* **Set task**: Each line below should be reproduced without any alteration.
···
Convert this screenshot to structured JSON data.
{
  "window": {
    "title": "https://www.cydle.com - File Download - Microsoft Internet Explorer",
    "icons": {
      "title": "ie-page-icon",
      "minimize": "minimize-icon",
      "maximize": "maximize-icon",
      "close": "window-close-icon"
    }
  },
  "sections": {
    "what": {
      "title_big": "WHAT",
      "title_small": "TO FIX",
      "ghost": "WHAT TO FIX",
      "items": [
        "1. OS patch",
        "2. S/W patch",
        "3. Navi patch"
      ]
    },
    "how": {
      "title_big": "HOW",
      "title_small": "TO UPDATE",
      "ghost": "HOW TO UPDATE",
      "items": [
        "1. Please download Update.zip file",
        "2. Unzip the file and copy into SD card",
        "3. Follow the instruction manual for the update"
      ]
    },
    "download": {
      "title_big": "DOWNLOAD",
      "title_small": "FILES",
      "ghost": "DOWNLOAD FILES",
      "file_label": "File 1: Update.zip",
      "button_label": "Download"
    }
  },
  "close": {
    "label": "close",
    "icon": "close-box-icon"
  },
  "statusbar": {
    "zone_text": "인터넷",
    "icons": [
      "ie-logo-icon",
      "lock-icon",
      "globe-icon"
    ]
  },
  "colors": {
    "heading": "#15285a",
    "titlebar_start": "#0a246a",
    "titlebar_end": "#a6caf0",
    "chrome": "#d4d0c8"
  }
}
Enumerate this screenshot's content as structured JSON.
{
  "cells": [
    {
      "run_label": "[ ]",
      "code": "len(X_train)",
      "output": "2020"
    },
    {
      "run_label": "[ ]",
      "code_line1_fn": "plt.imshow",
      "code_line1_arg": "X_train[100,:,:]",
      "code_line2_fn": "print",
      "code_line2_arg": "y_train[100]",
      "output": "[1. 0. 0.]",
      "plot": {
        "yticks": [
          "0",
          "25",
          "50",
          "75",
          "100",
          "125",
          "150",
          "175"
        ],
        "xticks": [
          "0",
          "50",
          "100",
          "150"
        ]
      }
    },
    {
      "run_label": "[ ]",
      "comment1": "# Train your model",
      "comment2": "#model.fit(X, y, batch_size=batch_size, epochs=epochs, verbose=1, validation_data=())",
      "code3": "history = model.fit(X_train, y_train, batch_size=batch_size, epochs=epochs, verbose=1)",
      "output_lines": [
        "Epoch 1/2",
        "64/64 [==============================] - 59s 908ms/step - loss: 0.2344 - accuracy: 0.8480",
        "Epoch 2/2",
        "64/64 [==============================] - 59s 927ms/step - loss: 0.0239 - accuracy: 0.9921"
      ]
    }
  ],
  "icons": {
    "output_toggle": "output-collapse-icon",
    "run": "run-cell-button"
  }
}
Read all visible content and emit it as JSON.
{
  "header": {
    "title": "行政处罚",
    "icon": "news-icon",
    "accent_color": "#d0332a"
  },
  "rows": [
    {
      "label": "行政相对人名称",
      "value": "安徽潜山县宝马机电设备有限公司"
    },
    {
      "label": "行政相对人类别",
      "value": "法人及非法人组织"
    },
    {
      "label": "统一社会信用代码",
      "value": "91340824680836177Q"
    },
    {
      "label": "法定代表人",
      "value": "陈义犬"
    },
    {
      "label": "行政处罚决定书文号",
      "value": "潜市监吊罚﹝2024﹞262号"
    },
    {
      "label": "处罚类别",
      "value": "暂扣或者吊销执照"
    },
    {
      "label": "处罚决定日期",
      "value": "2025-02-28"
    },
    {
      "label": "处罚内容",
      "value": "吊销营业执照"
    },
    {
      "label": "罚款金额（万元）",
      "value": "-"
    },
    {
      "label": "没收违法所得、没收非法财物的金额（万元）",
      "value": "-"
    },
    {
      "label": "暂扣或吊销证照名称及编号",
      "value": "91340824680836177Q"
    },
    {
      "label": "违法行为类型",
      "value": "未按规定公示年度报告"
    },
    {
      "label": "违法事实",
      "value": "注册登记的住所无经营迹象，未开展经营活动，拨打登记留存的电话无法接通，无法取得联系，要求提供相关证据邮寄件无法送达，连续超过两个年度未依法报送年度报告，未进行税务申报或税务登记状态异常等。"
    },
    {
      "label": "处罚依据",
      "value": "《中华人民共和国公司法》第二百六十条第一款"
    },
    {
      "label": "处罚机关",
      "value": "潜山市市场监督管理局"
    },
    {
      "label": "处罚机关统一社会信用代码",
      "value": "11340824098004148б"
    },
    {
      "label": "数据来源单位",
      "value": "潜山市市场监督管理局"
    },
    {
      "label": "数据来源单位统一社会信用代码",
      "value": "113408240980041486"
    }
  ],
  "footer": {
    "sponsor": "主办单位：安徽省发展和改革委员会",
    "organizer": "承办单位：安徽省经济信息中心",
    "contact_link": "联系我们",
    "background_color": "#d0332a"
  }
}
···
* **Output of the exercise**:
Convert this screenshot to structured JSON data.
{
  "window": {
    "title": "https://www.cydle.com - File Download - Microsoft Internet Explorer",
    "icons": {
      "title": "ie-page-icon",
      "minimize": "minimize-icon",
      "maximize": "maximize-icon",
      "close": "window-close-icon"
    }
  },
  "sections": {
    "what": {
      "title_big": "WHAT",
      "title_small": "TO FIX",
      "ghost": "WHAT TO FIX",
      "items": [
        "1. OS patch",
        "2. S/W patch",
        "3. Navi patch"
      ]
    },
    "how": {
      "title_big": "HOW",
      "title_small": "TO UPDATE",
      "ghost": "HOW TO UPDATE",
      "items": [
        "1. Please download Update.zip file",
        "2. Unzip the file and copy into SD card",
        "3. Follow the instruction manual for the update"
      ]
    },
    "download": {
      "title_big": "DOWNLOAD",
      "title_small": "FILES",
      "ghost": "DOWNLOAD FILES",
      "file_label": "File 1: Update.zip",
      "button_label": "Download"
    }
  },
  "close": {
    "label": "close",
    "icon": "close-box-icon"
  },
  "statusbar": {
    "zone_text": "인터넷",
    "icons": [
      "ie-logo-icon",
      "lock-icon",
      "globe-icon"
    ]
  },
  "colors": {
    "heading": "#15285a",
    "titlebar_start": "#0a246a",
    "titlebar_end": "#a6caf0",
    "chrome": "#d4d0c8"
  }
}
Enumerate this screenshot's content as structured JSON.
{
  "cells": [
    {
      "run_label": "[ ]",
      "code": "len(X_train)",
      "output": "2020"
    },
    {
      "run_label": "[ ]",
      "code_line1_fn": "plt.imshow",
      "code_line1_arg": "X_train[100,:,:]",
      "code_line2_fn": "print",
      "code_line2_arg": "y_train[100]",
      "output": "[1. 0. 0.]",
      "plot": {
        "yticks": [
          "0",
          "25",
          "50",
          "75",
          "100",
          "125",
          "150",
          "175"
        ],
        "xticks": [
          "0",
          "50",
          "100",
          "150"
        ]
      }
    },
    {
      "run_label": "[ ]",
      "comment1": "# Train your model",
      "comment2": "#model.fit(X, y, batch_size=batch_size, epochs=epochs, verbose=1, validation_data=())",
      "code3": "history = model.fit(X_train, y_train, batch_size=batch_size, epochs=epochs, verbose=1)",
      "output_lines": [
        "Epoch 1/2",
        "64/64 [==============================] - 59s 908ms/step - loss: 0.2344 - accuracy: 0.8480",
        "Epoch 2/2",
        "64/64 [==============================] - 59s 927ms/step - loss: 0.0239 - accuracy: 0.9921"
      ]
    }
  ],
  "icons": {
    "output_toggle": "output-collapse-icon",
    "run": "run-cell-button"
  }
}
Read all visible content and emit it as JSON.
{
  "header": {
    "title": "行政处罚",
    "icon": "news-icon",
    "accent_color": "#d0332a"
  },
  "rows": [
    {
      "label": "行政相对人名称",
      "value": "安徽潜山县宝马机电设备有限公司"
    },
    {
      "label": "行政相对人类别",
      "value": "法人及非法人组织"
    },
    {
      "label": "统一社会信用代码",
      "value": "91340824680836177Q"
    },
    {
      "label": "法定代表人",
      "value": "陈义犬"
    },
    {
      "label": "行政处罚决定书文号",
      "value": "潜市监吊罚﹝2024﹞262号"
    },
    {
      "label": "处罚类别",
      "value": "暂扣或者吊销执照"
    },
    {
      "label": "处罚决定日期",
      "value": "2025-02-28"
    },
    {
      "label": "处罚内容",
      "value": "吊销营业执照"
    },
    {
      "label": "罚款金额（万元）",
      "value": "-"
    },
    {
      "label": "没收违法所得、没收非法财物的金额（万元）",
      "value": "-"
    },
    {
      "label": "暂扣或吊销证照名称及编号",
      "value": "91340824680836177Q"
    },
    {
      "label": "违法行为类型",
      "value": "未按规定公示年度报告"
    },
    {
      "label": "违法事实",
      "value": "注册登记的住所无经营迹象，未开展经营活动，拨打登记留存的电话无法接通，无法取得联系，要求提供相关证据邮寄件无法送达，连续超过两个年度未依法报送年度报告，未进行税务申报或税务登记状态异常等。"
    },
    {
      "label": "处罚依据",
      "value": "《中华人民共和国公司法》第二百六十条第一款"
    },
    {
      "label": "处罚机关",
      "value": "潜山市市场监督管理局"
    },
    {
      "label": "处罚机关统一社会信用代码",
      "value": "11340824098004148б"
    },
    {
      "label": "数据来源单位",
      "value": "潜山市市场监督管理局"
    },
    {
      "label": "数据来源单位统一社会信用代码",
      "value": "113408240980041486"
    }
  ],
  "footer": {
    "sponsor": "主办单位：安徽省发展和改革委员会",
    "organizer": "承办单位：安徽省经济信息中心",
    "contact_link": "联系我们",
    "background_color": "#d0332a"
  }
}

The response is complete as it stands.